[start]

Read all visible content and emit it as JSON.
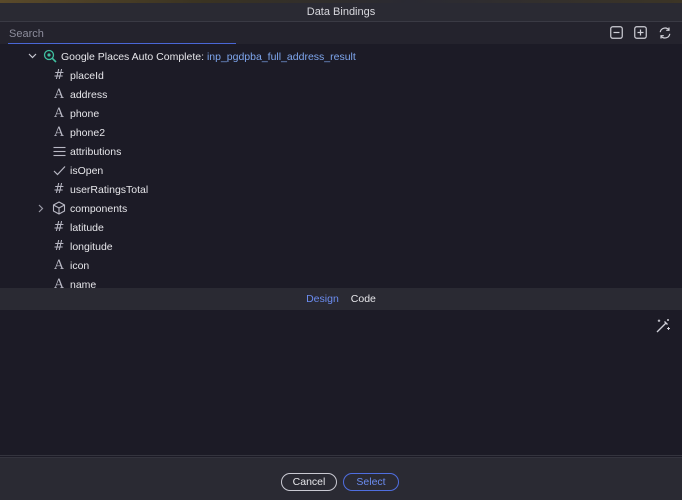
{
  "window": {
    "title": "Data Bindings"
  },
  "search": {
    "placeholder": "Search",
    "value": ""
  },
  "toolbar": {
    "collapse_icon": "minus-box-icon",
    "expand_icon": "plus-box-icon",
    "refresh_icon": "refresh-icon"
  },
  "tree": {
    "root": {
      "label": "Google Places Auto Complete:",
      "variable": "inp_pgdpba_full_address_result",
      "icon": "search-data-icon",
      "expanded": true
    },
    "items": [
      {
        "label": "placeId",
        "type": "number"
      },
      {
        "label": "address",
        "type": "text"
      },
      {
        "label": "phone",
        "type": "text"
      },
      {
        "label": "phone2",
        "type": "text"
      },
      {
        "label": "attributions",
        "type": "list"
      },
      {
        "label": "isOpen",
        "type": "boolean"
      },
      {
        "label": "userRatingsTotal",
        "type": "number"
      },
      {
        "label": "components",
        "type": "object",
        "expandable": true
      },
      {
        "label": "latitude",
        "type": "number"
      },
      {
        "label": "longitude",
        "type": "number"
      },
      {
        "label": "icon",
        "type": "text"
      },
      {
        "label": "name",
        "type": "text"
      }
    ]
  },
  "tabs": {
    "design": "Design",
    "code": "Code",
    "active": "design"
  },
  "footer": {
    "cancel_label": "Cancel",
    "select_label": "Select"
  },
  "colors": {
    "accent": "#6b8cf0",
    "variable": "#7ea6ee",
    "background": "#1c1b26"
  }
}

[end]

» Required task
Write out the material above again, word for word, minus its pictures.

» Finished answer
Read all visible content and emit it as JSON.
{
  "window": {
    "title": "Data Bindings"
  },
  "search": {
    "placeholder": "Search",
    "value": ""
  },
  "toolbar": {
    "collapse_icon": "minus-box-icon",
    "expand_icon": "plus-box-icon",
    "refresh_icon": "refresh-icon"
  },
  "tree": {
    "root": {
      "label": "Google Places Auto Complete:",
      "variable": "inp_pgdpba_full_address_result",
      "icon": "search-data-icon",
      "expanded": true
    },
    "items": [
      {
        "label": "placeId",
        "type": "number"
      },
      {
        "label": "address",
        "type": "text"
      },
      {
        "label": "phone",
        "type": "text"
      },
      {
        "label": "phone2",
        "type": "text"
      },
      {
        "label": "attributions",
        "type": "list"
      },
      {
        "label": "isOpen",
        "type": "boolean"
      },
      {
        "label": "userRatingsTotal",
        "type": "number"
      },
      {
        "label": "components",
        "type": "object",
        "expandable": true
      },
      {
        "label": "latitude",
        "type": "number"
      },
      {
        "label": "longitude",
        "type": "number"
      },
      {
        "label": "icon",
        "type": "text"
      },
      {
        "label": "name",
        "type": "text"
      }
    ]
  },
  "tabs": {
    "design": "Design",
    "code": "Code",
    "active": "design"
  },
  "footer": {
    "cancel_label": "Cancel",
    "select_label": "Select"
  },
  "colors": {
    "accent": "#6b8cf0",
    "variable": "#7ea6ee",
    "background": "#1c1b26"
  }
}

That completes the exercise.